[START OF Data for processing]

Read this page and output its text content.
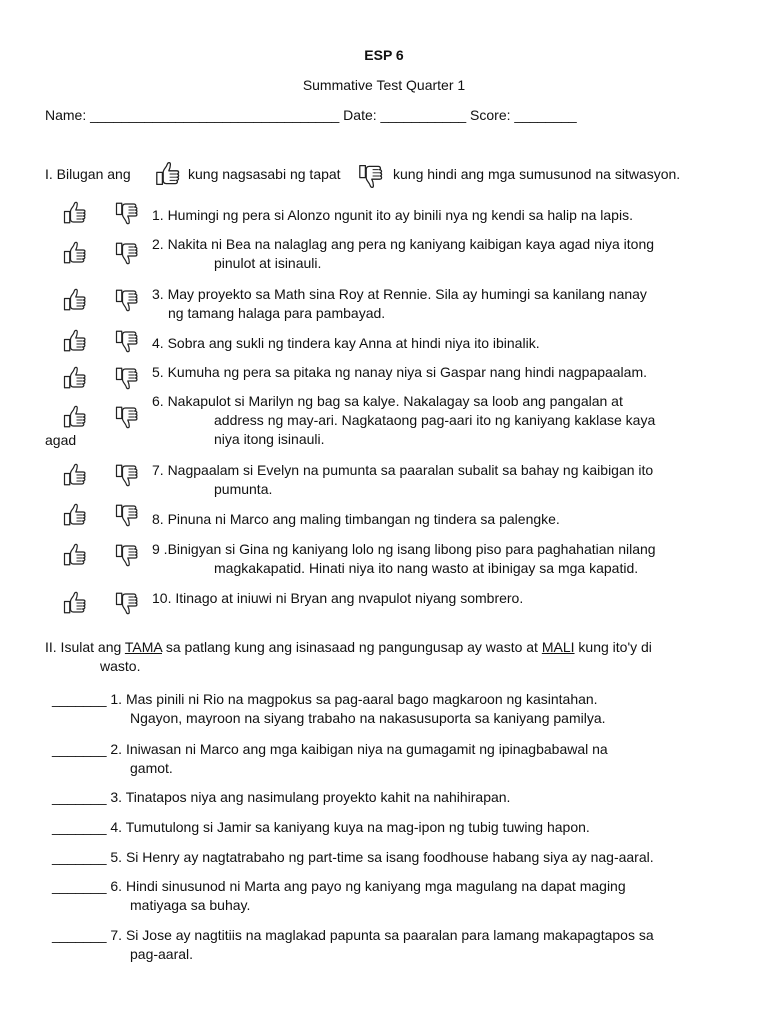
ESP 6
Summative Test Quarter 1
Name: ________________________________ Date: ___________ Score: ________
I. Bilugan ang	kung nagsasabi ng tapat	kung hindi ang mga sumusunod na sitwasyon.
1. Humingi ng pera si Alonzo ngunit ito ay binili nya ng kendi sa halip na lapis.
2. Nakita ni Bea na nalaglag ang pera ng kaniyang kaibigan kaya agad niya itong
pinulot at isinauli.
3. May proyekto sa Math sina Roy at Rennie. Sila ay humingi sa kanilang nanay
ng tamang halaga para pambayad.
4. Sobra ang sukli ng tindera kay Anna at hindi niya ito ibinalik.
5. Kumuha ng pera sa pitaka ng nanay niya si Gaspar nang hindi nagpapaalam.
6. Nakapulot si Marilyn ng bag sa kalye. Nakalagay sa loob ang pangalan at
address ng may-ari. Nagkataong pag-aari ito ng kaniyang kaklase kaya
niya itong isinauli.
agad
7. Nagpaalam si Evelyn na pumunta sa paaralan subalit sa bahay ng kaibigan ito
pumunta.
8. Pinuna ni Marco ang maling timbangan ng tindera sa palengke.
9 .Binigyan si Gina ng kaniyang lolo ng isang libong piso para paghahatian nilang
magkakapatid. Hinati niya ito nang wasto at ibinigay sa mga kapatid.
10. Itinago at iniuwi ni Bryan ang nvapulot niyang sombrero.
II. Isulat ang TAMA sa patlang kung ang isinasaad ng pangungusap ay wasto at MALI kung ito'y di
wasto.
_______ 1. Mas pinili ni Rio na magpokus sa pag-aaral bago magkaroon ng kasintahan.
Ngayon, mayroon na siyang trabaho na nakasusuporta sa kaniyang pamilya.
_______ 2. Iniwasan ni Marco ang mga kaibigan niya na gumagamit ng ipinagbabawal na
gamot.
_______ 3. Tinatapos niya ang nasimulang proyekto kahit na nahihirapan.
_______ 4. Tumutulong si Jamir sa kaniyang kuya na mag-ipon ng tubig tuwing hapon.
_______ 5. Si Henry ay nagtatrabaho ng part-time sa isang foodhouse habang siya ay nag-aaral.
_______ 6. Hindi sinusunod ni Marta ang payo ng kaniyang mga magulang na dapat maging
matiyaga sa buhay.
_______ 7. Si Jose ay nagtitiis na maglakad papunta sa paaralan para lamang makapagtapos sa
pag-aaral.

[END OF Data for processing]

Take every line containing the word "kung" and copy it.

I. Bilugan ang	kung nagsasabi ng tapat	kung hindi ang mga sumusunod na sitwasyon.
II. Isulat ang TAMA sa patlang kung ang isinasaad ng pangungusap ay wasto at MALI kung ito'y di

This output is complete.